— TO DO —
Wherever the string "同意并继续" occurs in a line of these records, report that line.
>> Start
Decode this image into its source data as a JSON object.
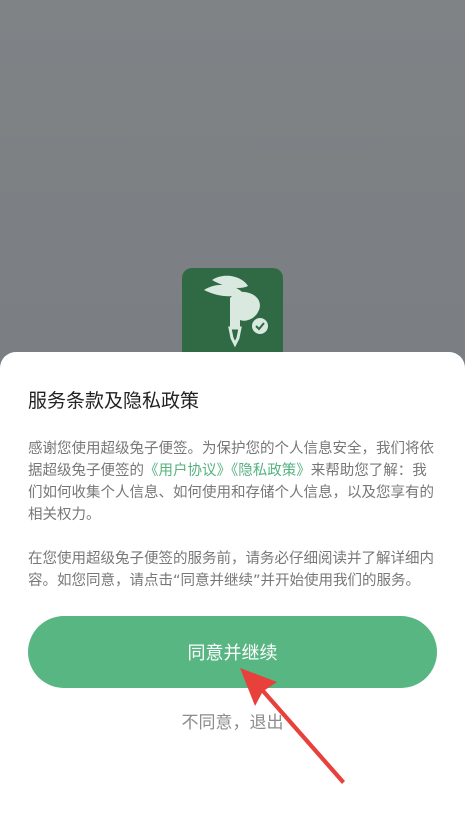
{
  "app": {
    "logo_icon": "rabbit-pen-check-icon"
  },
  "dialog": {
    "title": "服务条款及隐私政策",
    "paragraph1": {
      "text_before": "感谢您使用超级兔子便签。为保护您的个人信息安全，我们将依据超级兔子便签的",
      "user_agreement_link": "《用户协议》",
      "privacy_policy_link": "《隐私政策》",
      "text_after": "来帮助您了解：我们如何收集个人信息、如何使用和存储个人信息，以及您享有的相关权力。"
    },
    "paragraph2": " 在您使用超级兔子便签的服务前，请务必仔细阅读并了解详细内容。如您同意，请点击“同意并继续”并开始使用我们的服务。",
    "agree_button": "同意并继续",
    "decline_link": "不同意，退出"
  },
  "colors": {
    "accent": "#57b681",
    "link": "#55b27f",
    "backdrop": "#7c8083",
    "annotation_arrow": "#e8413c"
  }
}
>> End
— RESULT —
    "paragraph2": " 在您使用超级兔子便签的服务前，请务必仔细阅读并了解详细内容。如您同意，请点击“同意并继续”并开始使用我们的服务。",
    "agree_button": "同意并继续",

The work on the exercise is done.